** begin The input **

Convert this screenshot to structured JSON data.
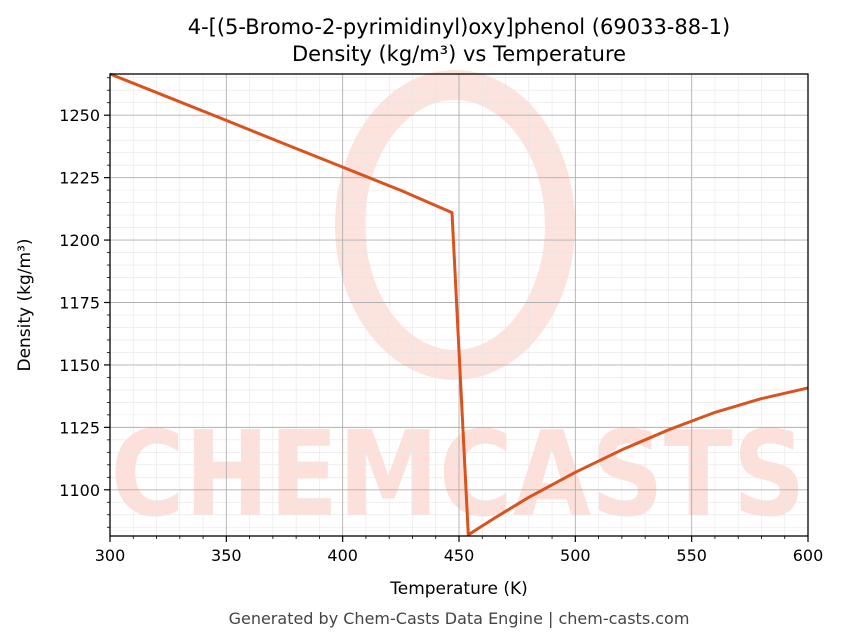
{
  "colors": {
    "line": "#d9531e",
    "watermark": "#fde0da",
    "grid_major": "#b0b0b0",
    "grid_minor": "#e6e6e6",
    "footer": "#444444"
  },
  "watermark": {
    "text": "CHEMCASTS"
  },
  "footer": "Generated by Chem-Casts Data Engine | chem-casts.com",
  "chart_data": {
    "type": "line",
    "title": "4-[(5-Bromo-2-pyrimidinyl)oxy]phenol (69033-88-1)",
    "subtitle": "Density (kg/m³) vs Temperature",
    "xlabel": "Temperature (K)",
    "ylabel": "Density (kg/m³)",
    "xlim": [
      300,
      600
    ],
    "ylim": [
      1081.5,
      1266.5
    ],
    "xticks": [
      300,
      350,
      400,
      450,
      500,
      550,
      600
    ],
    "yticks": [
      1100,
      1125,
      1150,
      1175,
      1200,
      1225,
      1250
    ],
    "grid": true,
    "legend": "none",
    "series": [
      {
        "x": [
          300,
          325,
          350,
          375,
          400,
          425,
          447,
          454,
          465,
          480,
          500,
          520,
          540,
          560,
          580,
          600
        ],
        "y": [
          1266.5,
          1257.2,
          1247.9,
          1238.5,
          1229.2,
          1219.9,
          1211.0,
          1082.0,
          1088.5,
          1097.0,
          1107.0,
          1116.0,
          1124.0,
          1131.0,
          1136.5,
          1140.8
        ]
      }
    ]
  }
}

** end The input **

* _Objective_
Check the data for the word "Temperature" and pull out the lines that have it.

* _Answer to the exercise_
    "subtitle": "Density (kg/m³) vs Temperature",
    "xlabel": "Temperature (K)",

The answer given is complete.